What the task requires:
Retype all of the entries word for word.

Rows from a figure dataset
--- Begin ---

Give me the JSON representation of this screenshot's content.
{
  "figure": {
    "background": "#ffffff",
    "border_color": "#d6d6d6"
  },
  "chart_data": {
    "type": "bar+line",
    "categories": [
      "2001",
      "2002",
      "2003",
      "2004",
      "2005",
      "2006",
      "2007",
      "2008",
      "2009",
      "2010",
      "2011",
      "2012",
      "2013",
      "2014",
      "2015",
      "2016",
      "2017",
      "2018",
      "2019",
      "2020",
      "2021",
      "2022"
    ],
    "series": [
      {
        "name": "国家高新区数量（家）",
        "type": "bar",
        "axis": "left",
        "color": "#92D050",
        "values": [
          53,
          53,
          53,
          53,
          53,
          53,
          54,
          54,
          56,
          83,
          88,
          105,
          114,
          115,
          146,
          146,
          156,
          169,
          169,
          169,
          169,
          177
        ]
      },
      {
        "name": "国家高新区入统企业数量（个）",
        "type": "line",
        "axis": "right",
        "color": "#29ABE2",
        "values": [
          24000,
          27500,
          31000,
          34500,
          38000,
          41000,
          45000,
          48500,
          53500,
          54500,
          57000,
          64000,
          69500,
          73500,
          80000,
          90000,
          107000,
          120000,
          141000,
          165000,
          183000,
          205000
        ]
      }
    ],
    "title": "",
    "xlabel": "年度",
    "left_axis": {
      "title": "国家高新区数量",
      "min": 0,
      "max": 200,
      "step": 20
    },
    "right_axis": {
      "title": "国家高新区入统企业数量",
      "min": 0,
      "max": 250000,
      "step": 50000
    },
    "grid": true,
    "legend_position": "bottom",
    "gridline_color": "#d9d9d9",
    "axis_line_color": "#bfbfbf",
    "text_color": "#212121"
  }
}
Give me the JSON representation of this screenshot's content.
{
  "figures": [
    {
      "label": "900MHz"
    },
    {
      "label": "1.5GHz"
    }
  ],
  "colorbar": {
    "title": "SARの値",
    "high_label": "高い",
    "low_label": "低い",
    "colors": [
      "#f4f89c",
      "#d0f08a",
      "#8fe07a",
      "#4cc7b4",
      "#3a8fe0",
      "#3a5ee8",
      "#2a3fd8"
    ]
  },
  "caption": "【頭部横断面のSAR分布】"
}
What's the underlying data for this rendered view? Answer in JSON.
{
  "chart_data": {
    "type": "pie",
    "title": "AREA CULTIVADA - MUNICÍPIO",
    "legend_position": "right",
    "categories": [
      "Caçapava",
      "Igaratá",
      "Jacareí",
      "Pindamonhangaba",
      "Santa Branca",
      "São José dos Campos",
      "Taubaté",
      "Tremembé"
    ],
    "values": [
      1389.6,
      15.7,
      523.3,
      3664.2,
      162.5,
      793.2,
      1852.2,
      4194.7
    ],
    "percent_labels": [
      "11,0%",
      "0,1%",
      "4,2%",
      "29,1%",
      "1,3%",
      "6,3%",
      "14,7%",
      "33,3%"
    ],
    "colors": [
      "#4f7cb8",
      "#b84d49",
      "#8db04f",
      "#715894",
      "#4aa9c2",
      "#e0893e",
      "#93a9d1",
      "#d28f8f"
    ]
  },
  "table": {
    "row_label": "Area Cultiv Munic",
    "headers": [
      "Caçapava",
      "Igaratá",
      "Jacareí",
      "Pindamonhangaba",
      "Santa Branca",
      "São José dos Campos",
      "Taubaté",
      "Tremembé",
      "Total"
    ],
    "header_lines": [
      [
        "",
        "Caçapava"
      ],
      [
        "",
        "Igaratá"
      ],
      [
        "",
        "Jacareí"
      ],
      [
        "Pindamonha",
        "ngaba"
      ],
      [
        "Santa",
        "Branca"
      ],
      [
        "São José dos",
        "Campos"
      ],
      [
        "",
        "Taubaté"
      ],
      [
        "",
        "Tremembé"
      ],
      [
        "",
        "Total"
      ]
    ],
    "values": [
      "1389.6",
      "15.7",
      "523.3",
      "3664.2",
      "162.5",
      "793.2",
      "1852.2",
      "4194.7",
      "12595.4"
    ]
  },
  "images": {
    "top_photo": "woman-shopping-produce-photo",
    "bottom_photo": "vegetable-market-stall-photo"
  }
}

--- End ---

In response:
Give me the JSON representation of this screenshot's content.
{
  "figure": {
    "background": "#ffffff",
    "border_color": "#d6d6d6"
  },
  "chart_data": {
    "type": "bar+line",
    "categories": [
      "2001",
      "2002",
      "2003",
      "2004",
      "2005",
      "2006",
      "2007",
      "2008",
      "2009",
      "2010",
      "2011",
      "2012",
      "2013",
      "2014",
      "2015",
      "2016",
      "2017",
      "2018",
      "2019",
      "2020",
      "2021",
      "2022"
    ],
    "series": [
      {
        "name": "国家高新区数量（家）",
        "type": "bar",
        "axis": "left",
        "color": "#92D050",
        "values": [
          53,
          53,
          53,
          53,
          53,
          53,
          54,
          54,
          56,
          83,
          88,
          105,
          114,
          115,
          146,
          146,
          156,
          169,
          169,
          169,
          169,
          177
        ]
      },
      {
        "name": "国家高新区入统企业数量（个）",
        "type": "line",
        "axis": "right",
        "color": "#29ABE2",
        "values": [
          24000,
          27500,
          31000,
          34500,
          38000,
          41000,
          45000,
          48500,
          53500,
          54500,
          57000,
          64000,
          69500,
          73500,
          80000,
          90000,
          107000,
          120000,
          141000,
          165000,
          183000,
          205000
        ]
      }
    ],
    "title": "",
    "xlabel": "年度",
    "left_axis": {
      "title": "国家高新区数量",
      "min": 0,
      "max": 200,
      "step": 20
    },
    "right_axis": {
      "title": "国家高新区入统企业数量",
      "min": 0,
      "max": 250000,
      "step": 50000
    },
    "grid": true,
    "legend_position": "bottom",
    "gridline_color": "#d9d9d9",
    "axis_line_color": "#bfbfbf",
    "text_color": "#212121"
  }
}
Give me the JSON representation of this screenshot's content.
{
  "figures": [
    {
      "label": "900MHz"
    },
    {
      "label": "1.5GHz"
    }
  ],
  "colorbar": {
    "title": "SARの値",
    "high_label": "高い",
    "low_label": "低い",
    "colors": [
      "#f4f89c",
      "#d0f08a",
      "#8fe07a",
      "#4cc7b4",
      "#3a8fe0",
      "#3a5ee8",
      "#2a3fd8"
    ]
  },
  "caption": "【頭部横断面のSAR分布】"
}
What's the underlying data for this rendered view? Answer in JSON.
{
  "chart_data": {
    "type": "pie",
    "title": "AREA CULTIVADA - MUNICÍPIO",
    "legend_position": "right",
    "categories": [
      "Caçapava",
      "Igaratá",
      "Jacareí",
      "Pindamonhangaba",
      "Santa Branca",
      "São José dos Campos",
      "Taubaté",
      "Tremembé"
    ],
    "values": [
      1389.6,
      15.7,
      523.3,
      3664.2,
      162.5,
      793.2,
      1852.2,
      4194.7
    ],
    "percent_labels": [
      "11,0%",
      "0,1%",
      "4,2%",
      "29,1%",
      "1,3%",
      "6,3%",
      "14,7%",
      "33,3%"
    ],
    "colors": [
      "#4f7cb8",
      "#b84d49",
      "#8db04f",
      "#715894",
      "#4aa9c2",
      "#e0893e",
      "#93a9d1",
      "#d28f8f"
    ]
  },
  "table": {
    "row_label": "Area Cultiv Munic",
    "headers": [
      "Caçapava",
      "Igaratá",
      "Jacareí",
      "Pindamonhangaba",
      "Santa Branca",
      "São José dos Campos",
      "Taubaté",
      "Tremembé",
      "Total"
    ],
    "header_lines": [
      [
        "",
        "Caçapava"
      ],
      [
        "",
        "Igaratá"
      ],
      [
        "",
        "Jacareí"
      ],
      [
        "Pindamonha",
        "ngaba"
      ],
      [
        "Santa",
        "Branca"
      ],
      [
        "São José dos",
        "Campos"
      ],
      [
        "",
        "Taubaté"
      ],
      [
        "",
        "Tremembé"
      ],
      [
        "",
        "Total"
      ]
    ],
    "values": [
      "1389.6",
      "15.7",
      "523.3",
      "3664.2",
      "162.5",
      "793.2",
      "1852.2",
      "4194.7",
      "12595.4"
    ]
  },
  "images": {
    "top_photo": "woman-shopping-produce-photo",
    "bottom_photo": "vegetable-market-stall-photo"
  }
}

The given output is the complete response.